Exercise inputs:
============

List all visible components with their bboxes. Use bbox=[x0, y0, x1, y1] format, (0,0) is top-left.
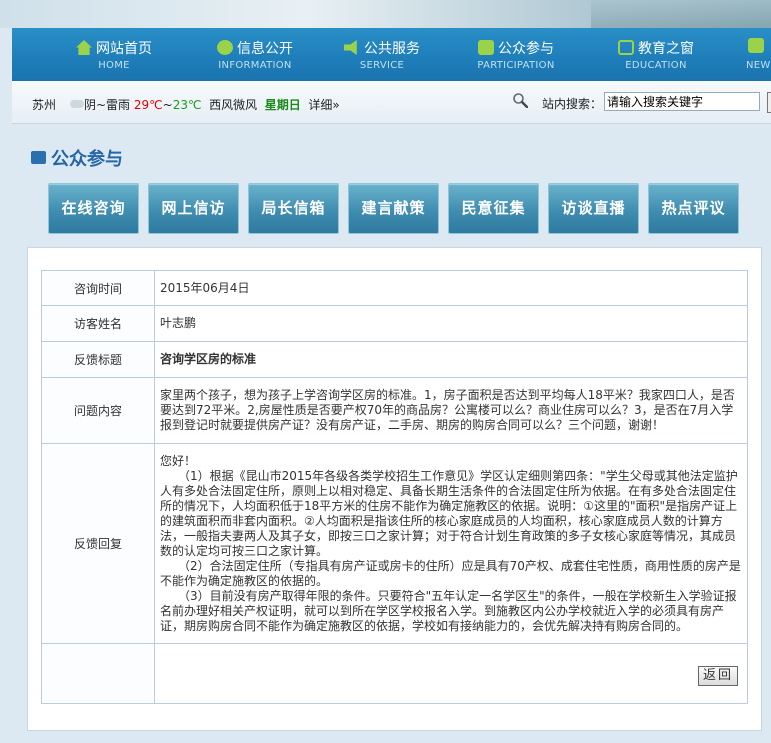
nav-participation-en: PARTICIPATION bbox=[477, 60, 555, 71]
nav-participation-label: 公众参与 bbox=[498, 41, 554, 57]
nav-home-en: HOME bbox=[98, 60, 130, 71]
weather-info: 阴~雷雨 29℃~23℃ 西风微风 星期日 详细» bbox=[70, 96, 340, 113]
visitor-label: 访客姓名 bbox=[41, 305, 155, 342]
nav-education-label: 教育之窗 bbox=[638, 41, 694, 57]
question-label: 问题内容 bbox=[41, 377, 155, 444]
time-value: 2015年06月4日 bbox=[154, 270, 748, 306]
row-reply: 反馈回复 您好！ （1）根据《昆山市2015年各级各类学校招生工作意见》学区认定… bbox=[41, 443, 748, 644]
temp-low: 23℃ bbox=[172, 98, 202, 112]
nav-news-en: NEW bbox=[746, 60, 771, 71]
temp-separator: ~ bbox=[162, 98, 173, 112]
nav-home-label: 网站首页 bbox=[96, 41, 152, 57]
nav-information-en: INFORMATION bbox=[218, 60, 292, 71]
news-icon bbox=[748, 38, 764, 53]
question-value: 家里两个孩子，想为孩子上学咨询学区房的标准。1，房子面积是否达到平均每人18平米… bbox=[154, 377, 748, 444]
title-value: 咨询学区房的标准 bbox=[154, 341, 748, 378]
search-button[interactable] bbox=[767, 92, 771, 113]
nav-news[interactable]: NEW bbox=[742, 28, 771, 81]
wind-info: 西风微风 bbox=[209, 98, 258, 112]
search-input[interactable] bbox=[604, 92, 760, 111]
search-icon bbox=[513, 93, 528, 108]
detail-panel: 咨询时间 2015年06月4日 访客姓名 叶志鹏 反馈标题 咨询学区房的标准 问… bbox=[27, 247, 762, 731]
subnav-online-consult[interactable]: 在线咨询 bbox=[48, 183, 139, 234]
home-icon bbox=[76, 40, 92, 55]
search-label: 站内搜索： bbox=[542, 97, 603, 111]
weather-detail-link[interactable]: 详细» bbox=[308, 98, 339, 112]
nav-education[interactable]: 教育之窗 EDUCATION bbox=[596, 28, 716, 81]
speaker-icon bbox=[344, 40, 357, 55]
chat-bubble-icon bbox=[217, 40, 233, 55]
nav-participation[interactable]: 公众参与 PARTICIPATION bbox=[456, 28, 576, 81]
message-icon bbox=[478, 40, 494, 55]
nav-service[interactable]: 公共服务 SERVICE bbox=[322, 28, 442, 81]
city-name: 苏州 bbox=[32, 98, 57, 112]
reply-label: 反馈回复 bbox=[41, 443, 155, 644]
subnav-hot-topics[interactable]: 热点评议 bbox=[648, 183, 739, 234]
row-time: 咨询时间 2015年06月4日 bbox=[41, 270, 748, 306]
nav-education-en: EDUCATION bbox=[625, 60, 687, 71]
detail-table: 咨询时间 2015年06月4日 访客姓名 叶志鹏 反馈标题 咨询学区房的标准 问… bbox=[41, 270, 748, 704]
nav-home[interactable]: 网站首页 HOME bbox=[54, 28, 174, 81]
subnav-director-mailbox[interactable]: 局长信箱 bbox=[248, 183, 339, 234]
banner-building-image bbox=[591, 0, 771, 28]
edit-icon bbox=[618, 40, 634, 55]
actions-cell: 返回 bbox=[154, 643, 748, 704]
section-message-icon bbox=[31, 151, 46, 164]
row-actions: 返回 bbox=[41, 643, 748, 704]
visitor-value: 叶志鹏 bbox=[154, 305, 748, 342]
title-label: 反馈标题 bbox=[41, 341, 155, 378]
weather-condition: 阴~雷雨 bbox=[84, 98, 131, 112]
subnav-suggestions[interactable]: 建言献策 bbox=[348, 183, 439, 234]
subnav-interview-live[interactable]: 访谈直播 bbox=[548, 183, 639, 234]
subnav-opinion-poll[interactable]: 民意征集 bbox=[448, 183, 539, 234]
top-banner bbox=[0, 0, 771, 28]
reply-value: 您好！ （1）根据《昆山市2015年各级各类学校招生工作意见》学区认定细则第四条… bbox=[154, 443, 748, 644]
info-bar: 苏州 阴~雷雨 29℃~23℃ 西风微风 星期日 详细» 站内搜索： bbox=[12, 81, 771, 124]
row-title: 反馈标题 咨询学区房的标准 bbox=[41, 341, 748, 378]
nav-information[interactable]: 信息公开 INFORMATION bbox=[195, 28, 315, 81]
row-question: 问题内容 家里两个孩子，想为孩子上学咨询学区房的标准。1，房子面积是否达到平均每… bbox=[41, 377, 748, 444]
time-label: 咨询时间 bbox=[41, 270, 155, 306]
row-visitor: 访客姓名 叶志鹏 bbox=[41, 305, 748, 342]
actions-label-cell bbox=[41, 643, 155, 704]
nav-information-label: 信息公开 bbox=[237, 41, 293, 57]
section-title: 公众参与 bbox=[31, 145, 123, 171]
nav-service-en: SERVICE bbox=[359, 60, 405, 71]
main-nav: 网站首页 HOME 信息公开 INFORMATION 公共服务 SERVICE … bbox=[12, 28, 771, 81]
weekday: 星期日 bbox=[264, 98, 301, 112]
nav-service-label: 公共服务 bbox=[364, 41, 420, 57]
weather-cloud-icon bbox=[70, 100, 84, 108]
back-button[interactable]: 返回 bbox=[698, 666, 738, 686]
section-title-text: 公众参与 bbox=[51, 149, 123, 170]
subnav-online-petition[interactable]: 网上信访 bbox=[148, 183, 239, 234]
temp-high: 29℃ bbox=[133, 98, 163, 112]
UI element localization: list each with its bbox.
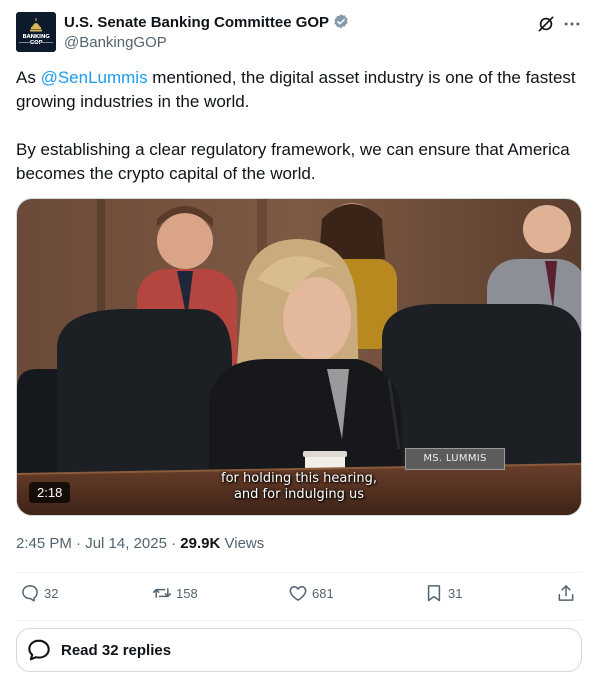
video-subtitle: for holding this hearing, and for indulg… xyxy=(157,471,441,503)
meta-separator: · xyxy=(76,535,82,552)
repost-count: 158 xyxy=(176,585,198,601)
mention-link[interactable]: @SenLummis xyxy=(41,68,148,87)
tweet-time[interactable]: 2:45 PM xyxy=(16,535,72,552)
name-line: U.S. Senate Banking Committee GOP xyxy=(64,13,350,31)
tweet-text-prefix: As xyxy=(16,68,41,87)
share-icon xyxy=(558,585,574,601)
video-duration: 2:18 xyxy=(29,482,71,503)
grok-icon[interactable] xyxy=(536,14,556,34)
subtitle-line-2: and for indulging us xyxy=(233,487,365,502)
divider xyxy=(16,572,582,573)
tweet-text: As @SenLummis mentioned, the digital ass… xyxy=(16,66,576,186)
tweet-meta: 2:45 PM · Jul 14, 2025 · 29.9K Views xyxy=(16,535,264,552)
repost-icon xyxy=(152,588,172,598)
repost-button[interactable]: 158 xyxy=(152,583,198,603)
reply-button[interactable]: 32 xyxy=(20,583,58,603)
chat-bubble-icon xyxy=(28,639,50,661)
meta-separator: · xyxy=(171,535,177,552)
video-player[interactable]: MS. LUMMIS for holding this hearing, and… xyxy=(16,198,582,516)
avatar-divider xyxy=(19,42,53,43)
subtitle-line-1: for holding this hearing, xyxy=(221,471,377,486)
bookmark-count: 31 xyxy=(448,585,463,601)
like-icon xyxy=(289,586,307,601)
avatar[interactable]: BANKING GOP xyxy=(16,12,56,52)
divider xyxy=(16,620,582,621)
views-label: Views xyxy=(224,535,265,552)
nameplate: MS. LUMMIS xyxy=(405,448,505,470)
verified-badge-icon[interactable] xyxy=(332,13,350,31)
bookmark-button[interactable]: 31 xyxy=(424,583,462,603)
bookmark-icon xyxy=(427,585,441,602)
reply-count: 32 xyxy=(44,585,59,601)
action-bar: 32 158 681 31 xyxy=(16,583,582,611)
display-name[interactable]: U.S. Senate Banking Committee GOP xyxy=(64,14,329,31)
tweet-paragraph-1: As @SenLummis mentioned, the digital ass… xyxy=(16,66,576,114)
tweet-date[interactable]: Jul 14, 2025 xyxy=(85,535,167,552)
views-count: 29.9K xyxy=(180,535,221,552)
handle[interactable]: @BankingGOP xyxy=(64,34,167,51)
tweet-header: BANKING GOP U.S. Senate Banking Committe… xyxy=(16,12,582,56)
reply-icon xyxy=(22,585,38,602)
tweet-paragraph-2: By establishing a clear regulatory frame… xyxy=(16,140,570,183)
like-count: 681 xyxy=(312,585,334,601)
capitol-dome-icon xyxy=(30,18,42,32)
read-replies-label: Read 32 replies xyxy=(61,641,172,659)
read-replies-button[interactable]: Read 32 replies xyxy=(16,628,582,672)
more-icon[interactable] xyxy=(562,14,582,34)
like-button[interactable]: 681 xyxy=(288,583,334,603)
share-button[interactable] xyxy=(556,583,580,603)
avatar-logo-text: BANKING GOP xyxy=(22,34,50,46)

============

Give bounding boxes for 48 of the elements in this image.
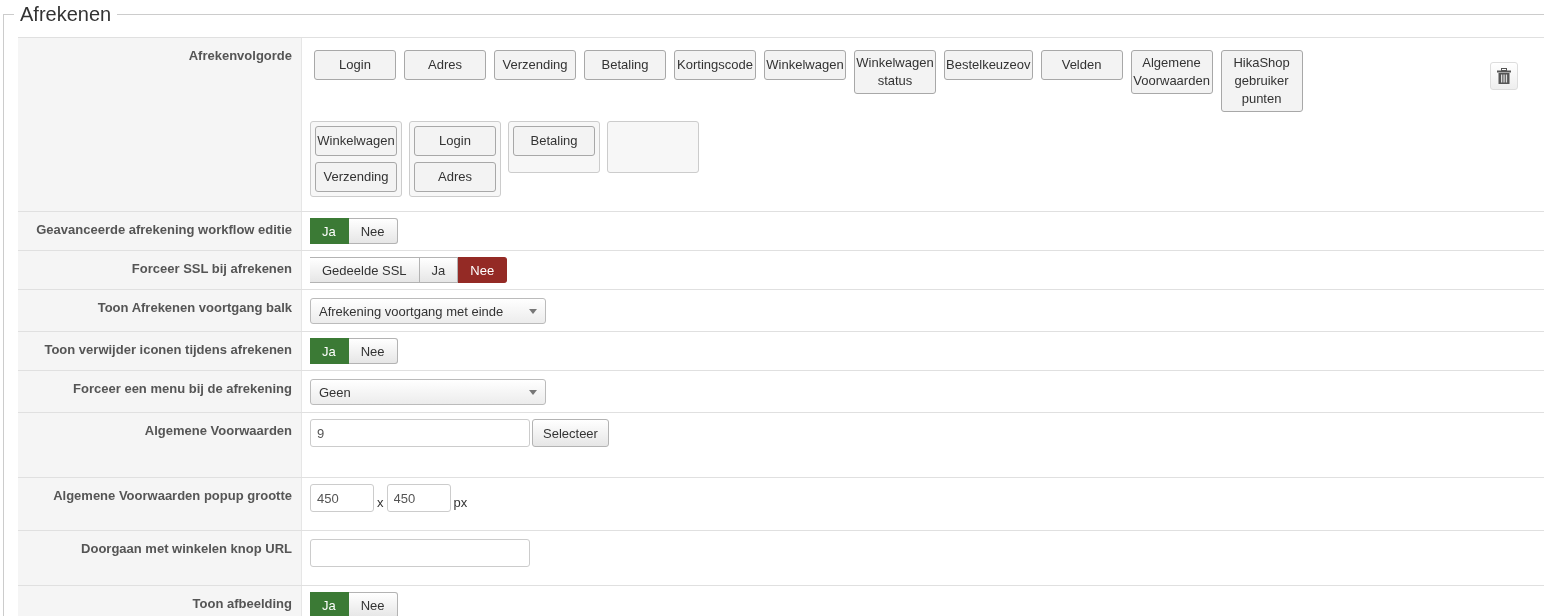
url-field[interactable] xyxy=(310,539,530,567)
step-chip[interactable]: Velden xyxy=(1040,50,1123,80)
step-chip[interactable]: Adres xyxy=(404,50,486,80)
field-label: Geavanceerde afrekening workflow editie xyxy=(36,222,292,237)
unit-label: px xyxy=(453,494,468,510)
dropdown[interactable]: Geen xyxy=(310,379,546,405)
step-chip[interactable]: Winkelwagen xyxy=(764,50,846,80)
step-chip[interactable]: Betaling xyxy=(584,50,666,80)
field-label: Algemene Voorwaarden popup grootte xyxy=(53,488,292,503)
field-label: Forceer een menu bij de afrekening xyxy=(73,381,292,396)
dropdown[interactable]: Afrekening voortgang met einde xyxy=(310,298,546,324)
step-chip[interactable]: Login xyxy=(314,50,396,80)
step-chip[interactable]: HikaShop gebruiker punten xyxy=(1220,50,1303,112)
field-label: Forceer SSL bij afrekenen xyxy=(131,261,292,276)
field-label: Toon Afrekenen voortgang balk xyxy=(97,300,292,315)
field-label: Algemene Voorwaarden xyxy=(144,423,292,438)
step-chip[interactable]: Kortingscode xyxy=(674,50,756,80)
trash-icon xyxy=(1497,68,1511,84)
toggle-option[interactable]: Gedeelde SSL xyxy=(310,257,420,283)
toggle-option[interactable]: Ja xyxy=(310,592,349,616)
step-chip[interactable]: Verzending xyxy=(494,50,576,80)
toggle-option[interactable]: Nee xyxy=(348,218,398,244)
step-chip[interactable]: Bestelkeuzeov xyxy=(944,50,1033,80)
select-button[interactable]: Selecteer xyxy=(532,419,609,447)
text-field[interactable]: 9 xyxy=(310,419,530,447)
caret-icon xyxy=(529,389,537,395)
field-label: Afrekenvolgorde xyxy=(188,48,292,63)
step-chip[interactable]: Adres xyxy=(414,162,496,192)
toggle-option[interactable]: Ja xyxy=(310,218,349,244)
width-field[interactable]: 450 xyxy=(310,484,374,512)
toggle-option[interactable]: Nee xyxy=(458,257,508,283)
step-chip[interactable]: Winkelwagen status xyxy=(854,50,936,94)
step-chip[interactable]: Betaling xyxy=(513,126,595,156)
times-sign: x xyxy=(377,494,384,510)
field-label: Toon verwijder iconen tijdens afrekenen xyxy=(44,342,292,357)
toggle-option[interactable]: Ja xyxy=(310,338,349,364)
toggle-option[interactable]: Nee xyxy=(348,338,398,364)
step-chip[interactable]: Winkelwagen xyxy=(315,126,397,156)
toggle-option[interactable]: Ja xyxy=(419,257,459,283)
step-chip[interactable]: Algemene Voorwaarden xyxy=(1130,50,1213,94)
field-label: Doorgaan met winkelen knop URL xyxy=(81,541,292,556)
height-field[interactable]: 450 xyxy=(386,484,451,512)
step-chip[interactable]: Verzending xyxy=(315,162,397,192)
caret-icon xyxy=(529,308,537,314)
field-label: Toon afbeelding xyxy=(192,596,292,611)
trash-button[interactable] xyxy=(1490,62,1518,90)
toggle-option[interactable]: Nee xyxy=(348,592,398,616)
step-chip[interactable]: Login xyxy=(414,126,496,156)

============

Work instructions:
Extract the items, starting with the line that contains "url-field[interactable] xyxy=(310,539,530,567)" and continuing through the line that contains "toggle-option[interactable]: Ja xyxy=(310,338,349,364)", and reproduce each line without alteration.

Right answer:
url-field[interactable] xyxy=(310,539,530,567)
step-chip[interactable]: Velden xyxy=(1040,50,1123,80)
step-chip[interactable]: Adres xyxy=(404,50,486,80)
field-label: Geavanceerde afrekening workflow editie xyxy=(36,222,292,237)
unit-label: px xyxy=(453,494,468,510)
dropdown[interactable]: Geen xyxy=(310,379,546,405)
step-chip[interactable]: Winkelwagen xyxy=(764,50,846,80)
step-chip[interactable]: Betaling xyxy=(584,50,666,80)
field-label: Algemene Voorwaarden popup grootte xyxy=(53,488,292,503)
field-label: Forceer een menu bij de afrekening xyxy=(73,381,292,396)
dropdown[interactable]: Afrekening voortgang met einde xyxy=(310,298,546,324)
step-chip[interactable]: Login xyxy=(314,50,396,80)
step-chip[interactable]: HikaShop gebruiker punten xyxy=(1220,50,1303,112)
field-label: Forceer SSL bij afrekenen xyxy=(131,261,292,276)
field-label: Toon Afrekenen voortgang balk xyxy=(97,300,292,315)
field-label: Algemene Voorwaarden xyxy=(144,423,292,438)
step-chip[interactable]: Kortingscode xyxy=(674,50,756,80)
trash-icon xyxy=(1497,68,1511,84)
toggle-option[interactable]: Gedeelde SSL xyxy=(310,257,420,283)
toggle-option[interactable]: Ja xyxy=(310,592,349,616)
step-chip[interactable]: Verzending xyxy=(494,50,576,80)
toggle-option[interactable]: Nee xyxy=(348,218,398,244)
step-chip[interactable]: Bestelkeuzeov xyxy=(944,50,1033,80)
select-button[interactable]: Selecteer xyxy=(532,419,609,447)
text-field[interactable]: 9 xyxy=(310,419,530,447)
caret-icon xyxy=(529,389,537,395)
field-label: Afrekenvolgorde xyxy=(188,48,292,63)
step-chip[interactable]: Adres xyxy=(414,162,496,192)
toggle-option[interactable]: Ja xyxy=(310,218,349,244)
width-field[interactable]: 450 xyxy=(310,484,374,512)
toggle-option[interactable]: Nee xyxy=(458,257,508,283)
step-chip[interactable]: Winkelwagen status xyxy=(854,50,936,94)
step-chip[interactable]: Betaling xyxy=(513,126,595,156)
times-sign: x xyxy=(377,494,384,510)
field-label: Toon verwijder iconen tijdens afrekenen xyxy=(44,342,292,357)
toggle-option[interactable]: Ja xyxy=(310,338,349,364)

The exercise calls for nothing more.